BEGIN Data shown
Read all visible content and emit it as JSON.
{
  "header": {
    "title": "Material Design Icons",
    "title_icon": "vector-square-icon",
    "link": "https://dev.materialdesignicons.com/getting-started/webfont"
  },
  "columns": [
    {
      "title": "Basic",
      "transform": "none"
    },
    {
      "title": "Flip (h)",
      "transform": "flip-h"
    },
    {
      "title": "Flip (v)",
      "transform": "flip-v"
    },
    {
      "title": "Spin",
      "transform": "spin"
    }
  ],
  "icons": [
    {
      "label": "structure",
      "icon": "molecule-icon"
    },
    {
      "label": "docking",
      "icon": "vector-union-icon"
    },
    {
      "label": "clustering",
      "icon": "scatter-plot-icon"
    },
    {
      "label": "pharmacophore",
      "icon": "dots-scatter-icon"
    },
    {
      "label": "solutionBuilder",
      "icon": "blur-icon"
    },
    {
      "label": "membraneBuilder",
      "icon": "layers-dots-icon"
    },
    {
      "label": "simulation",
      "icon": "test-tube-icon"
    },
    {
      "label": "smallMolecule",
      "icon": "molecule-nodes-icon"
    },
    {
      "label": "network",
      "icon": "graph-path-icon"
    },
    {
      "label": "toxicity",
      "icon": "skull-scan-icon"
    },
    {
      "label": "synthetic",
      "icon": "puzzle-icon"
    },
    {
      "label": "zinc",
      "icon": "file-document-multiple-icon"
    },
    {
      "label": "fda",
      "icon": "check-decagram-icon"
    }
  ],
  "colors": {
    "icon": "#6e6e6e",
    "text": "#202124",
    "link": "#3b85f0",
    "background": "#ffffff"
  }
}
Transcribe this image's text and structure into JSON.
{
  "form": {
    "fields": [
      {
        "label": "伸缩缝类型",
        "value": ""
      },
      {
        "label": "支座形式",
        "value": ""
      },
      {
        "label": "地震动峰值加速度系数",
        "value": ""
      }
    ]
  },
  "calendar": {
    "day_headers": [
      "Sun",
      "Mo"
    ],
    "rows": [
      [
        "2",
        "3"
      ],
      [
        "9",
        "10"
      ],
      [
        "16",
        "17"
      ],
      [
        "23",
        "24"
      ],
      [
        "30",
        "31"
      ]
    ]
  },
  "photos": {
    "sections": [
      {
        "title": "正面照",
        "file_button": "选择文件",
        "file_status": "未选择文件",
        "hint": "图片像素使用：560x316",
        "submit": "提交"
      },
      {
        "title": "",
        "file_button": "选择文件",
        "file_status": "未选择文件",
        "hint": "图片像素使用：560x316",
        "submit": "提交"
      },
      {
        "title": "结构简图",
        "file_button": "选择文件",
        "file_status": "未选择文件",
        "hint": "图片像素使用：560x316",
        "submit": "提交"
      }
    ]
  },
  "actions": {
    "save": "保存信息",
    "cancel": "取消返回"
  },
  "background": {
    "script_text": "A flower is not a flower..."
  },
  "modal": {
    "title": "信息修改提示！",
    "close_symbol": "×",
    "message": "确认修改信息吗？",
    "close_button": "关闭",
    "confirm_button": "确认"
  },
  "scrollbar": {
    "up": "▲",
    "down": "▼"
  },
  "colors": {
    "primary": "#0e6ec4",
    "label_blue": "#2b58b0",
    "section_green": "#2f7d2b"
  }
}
END Data shown
Faithfully reproduce all of the records, character for character.

Expected answer:
Read all visible content and emit it as JSON.
{
  "header": {
    "title": "Material Design Icons",
    "title_icon": "vector-square-icon",
    "link": "https://dev.materialdesignicons.com/getting-started/webfont"
  },
  "columns": [
    {
      "title": "Basic",
      "transform": "none"
    },
    {
      "title": "Flip (h)",
      "transform": "flip-h"
    },
    {
      "title": "Flip (v)",
      "transform": "flip-v"
    },
    {
      "title": "Spin",
      "transform": "spin"
    }
  ],
  "icons": [
    {
      "label": "structure",
      "icon": "molecule-icon"
    },
    {
      "label": "docking",
      "icon": "vector-union-icon"
    },
    {
      "label": "clustering",
      "icon": "scatter-plot-icon"
    },
    {
      "label": "pharmacophore",
      "icon": "dots-scatter-icon"
    },
    {
      "label": "solutionBuilder",
      "icon": "blur-icon"
    },
    {
      "label": "membraneBuilder",
      "icon": "layers-dots-icon"
    },
    {
      "label": "simulation",
      "icon": "test-tube-icon"
    },
    {
      "label": "smallMolecule",
      "icon": "molecule-nodes-icon"
    },
    {
      "label": "network",
      "icon": "graph-path-icon"
    },
    {
      "label": "toxicity",
      "icon": "skull-scan-icon"
    },
    {
      "label": "synthetic",
      "icon": "puzzle-icon"
    },
    {
      "label": "zinc",
      "icon": "file-document-multiple-icon"
    },
    {
      "label": "fda",
      "icon": "check-decagram-icon"
    }
  ],
  "colors": {
    "icon": "#6e6e6e",
    "text": "#202124",
    "link": "#3b85f0",
    "background": "#ffffff"
  }
}
Transcribe this image's text and structure into JSON.
{
  "form": {
    "fields": [
      {
        "label": "伸缩缝类型",
        "value": ""
      },
      {
        "label": "支座形式",
        "value": ""
      },
      {
        "label": "地震动峰值加速度系数",
        "value": ""
      }
    ]
  },
  "calendar": {
    "day_headers": [
      "Sun",
      "Mo"
    ],
    "rows": [
      [
        "2",
        "3"
      ],
      [
        "9",
        "10"
      ],
      [
        "16",
        "17"
      ],
      [
        "23",
        "24"
      ],
      [
        "30",
        "31"
      ]
    ]
  },
  "photos": {
    "sections": [
      {
        "title": "正面照",
        "file_button": "选择文件",
        "file_status": "未选择文件",
        "hint": "图片像素使用：560x316",
        "submit": "提交"
      },
      {
        "title": "",
        "file_button": "选择文件",
        "file_status": "未选择文件",
        "hint": "图片像素使用：560x316",
        "submit": "提交"
      },
      {
        "title": "结构简图",
        "file_button": "选择文件",
        "file_status": "未选择文件",
        "hint": "图片像素使用：560x316",
        "submit": "提交"
      }
    ]
  },
  "actions": {
    "save": "保存信息",
    "cancel": "取消返回"
  },
  "background": {
    "script_text": "A flower is not a flower..."
  },
  "modal": {
    "title": "信息修改提示！",
    "close_symbol": "×",
    "message": "确认修改信息吗？",
    "close_button": "关闭",
    "confirm_button": "确认"
  },
  "scrollbar": {
    "up": "▲",
    "down": "▼"
  },
  "colors": {
    "primary": "#0e6ec4",
    "label_blue": "#2b58b0",
    "section_green": "#2f7d2b"
  }
}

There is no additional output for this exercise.